* **The request**:
Filter this material down to the lines that hold "PLAYERS", copying each one.

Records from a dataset
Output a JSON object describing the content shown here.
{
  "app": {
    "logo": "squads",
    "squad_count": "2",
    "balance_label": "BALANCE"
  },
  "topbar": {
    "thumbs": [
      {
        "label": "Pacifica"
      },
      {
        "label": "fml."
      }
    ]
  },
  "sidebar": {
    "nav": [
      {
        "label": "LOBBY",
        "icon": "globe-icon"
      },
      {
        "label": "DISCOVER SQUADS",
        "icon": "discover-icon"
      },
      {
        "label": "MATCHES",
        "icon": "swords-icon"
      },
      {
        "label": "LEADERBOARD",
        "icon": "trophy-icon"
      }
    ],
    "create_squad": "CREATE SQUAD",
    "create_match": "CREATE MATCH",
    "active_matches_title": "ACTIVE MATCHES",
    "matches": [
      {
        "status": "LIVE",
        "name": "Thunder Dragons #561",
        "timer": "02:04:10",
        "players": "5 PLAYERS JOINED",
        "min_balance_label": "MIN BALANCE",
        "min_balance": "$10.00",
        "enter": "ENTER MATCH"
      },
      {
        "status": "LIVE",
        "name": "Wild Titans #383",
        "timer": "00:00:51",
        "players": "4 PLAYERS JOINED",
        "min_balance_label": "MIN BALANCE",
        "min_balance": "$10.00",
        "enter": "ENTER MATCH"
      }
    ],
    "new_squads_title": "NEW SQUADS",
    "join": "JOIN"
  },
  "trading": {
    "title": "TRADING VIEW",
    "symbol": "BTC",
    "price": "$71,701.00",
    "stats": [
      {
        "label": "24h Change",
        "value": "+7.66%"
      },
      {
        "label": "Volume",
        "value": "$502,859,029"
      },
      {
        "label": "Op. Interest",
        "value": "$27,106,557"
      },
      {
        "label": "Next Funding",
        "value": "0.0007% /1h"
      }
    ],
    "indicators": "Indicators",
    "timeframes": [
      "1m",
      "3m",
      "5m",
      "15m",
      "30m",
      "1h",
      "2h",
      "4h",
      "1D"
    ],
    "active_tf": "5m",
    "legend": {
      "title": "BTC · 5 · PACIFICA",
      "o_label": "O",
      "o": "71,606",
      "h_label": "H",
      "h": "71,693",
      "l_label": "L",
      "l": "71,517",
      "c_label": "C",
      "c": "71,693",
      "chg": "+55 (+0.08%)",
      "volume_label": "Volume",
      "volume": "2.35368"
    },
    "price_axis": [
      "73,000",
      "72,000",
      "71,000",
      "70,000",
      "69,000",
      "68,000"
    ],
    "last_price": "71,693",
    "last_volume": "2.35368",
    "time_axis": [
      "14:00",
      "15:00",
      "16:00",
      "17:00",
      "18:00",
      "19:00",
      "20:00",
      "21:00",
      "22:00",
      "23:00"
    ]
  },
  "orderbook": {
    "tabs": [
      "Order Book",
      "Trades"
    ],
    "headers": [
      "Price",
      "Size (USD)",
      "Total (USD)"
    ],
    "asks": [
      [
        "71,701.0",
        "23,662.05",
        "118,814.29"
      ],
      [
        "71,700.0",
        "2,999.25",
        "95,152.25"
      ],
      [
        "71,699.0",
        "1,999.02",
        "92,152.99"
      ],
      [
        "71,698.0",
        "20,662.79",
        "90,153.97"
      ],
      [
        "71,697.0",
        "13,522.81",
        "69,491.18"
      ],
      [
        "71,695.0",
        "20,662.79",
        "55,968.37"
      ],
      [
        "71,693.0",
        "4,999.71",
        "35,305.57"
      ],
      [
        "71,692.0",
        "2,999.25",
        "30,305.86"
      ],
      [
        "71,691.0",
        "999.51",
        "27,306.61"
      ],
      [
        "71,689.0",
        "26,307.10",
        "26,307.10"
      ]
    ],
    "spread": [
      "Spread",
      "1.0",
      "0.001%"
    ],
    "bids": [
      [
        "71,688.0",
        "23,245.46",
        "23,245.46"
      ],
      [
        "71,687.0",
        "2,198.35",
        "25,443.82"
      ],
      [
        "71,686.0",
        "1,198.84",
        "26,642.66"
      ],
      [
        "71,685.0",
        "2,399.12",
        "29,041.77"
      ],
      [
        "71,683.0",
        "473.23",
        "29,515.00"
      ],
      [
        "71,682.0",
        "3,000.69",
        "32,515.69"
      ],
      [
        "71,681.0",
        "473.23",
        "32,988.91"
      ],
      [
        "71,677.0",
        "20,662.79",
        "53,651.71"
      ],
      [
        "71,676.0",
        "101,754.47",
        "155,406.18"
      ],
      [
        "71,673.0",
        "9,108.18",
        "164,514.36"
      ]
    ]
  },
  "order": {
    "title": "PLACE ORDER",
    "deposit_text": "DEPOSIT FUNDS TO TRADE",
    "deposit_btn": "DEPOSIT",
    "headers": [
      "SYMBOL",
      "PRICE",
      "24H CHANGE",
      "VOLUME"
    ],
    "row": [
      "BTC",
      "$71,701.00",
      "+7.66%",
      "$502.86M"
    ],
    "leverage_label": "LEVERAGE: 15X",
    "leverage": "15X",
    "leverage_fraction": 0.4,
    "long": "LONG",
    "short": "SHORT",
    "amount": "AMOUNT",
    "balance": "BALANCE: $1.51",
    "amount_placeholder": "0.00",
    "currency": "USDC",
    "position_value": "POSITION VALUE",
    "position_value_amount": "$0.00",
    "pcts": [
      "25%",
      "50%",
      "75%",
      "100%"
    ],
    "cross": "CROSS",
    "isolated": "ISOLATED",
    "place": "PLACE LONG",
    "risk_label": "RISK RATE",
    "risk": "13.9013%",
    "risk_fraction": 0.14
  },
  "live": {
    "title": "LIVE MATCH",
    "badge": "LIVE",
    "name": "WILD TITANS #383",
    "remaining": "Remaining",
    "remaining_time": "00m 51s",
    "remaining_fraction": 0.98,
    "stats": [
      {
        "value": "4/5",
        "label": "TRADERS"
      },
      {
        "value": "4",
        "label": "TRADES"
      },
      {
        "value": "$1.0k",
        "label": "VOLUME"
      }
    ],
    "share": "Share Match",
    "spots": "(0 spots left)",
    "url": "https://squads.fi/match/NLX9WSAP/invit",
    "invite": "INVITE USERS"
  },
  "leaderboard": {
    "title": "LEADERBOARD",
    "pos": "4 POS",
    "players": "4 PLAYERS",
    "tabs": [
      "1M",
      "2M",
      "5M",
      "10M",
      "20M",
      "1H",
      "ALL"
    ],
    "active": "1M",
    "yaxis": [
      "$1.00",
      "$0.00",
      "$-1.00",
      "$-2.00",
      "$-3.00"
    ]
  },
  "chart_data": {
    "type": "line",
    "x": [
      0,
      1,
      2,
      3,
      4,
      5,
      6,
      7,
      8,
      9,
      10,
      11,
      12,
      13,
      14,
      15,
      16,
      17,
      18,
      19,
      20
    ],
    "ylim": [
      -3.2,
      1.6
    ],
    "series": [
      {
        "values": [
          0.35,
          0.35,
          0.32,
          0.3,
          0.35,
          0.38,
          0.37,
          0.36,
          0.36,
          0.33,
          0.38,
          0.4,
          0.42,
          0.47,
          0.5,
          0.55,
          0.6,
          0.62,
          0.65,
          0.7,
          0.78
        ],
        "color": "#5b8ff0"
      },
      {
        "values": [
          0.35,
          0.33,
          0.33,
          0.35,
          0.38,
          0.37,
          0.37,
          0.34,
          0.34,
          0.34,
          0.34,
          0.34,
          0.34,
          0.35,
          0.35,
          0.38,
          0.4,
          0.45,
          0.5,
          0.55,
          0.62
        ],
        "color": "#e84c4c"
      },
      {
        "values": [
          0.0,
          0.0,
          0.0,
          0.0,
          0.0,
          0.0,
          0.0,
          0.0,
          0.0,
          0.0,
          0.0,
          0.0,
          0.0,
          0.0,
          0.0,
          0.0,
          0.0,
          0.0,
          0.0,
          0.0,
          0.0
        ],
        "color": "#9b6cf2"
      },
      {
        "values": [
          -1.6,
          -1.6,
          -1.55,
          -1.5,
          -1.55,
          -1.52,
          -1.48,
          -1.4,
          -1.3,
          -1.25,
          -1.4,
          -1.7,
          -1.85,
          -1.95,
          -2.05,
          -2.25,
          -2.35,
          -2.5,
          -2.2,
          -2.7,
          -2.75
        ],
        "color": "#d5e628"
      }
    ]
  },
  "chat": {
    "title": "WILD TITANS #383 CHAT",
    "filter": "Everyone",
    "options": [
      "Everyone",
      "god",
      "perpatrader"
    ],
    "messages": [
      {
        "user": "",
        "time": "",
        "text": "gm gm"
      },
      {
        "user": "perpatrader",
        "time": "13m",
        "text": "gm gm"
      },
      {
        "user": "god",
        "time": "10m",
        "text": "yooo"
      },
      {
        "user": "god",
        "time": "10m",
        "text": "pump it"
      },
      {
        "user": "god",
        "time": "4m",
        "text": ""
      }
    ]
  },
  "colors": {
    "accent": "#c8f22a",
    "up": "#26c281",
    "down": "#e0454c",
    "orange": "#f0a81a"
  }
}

* **Answer**:
        "players": "5 PLAYERS JOINED",
        "players": "4 PLAYERS JOINED",
    "players": "4 PLAYERS",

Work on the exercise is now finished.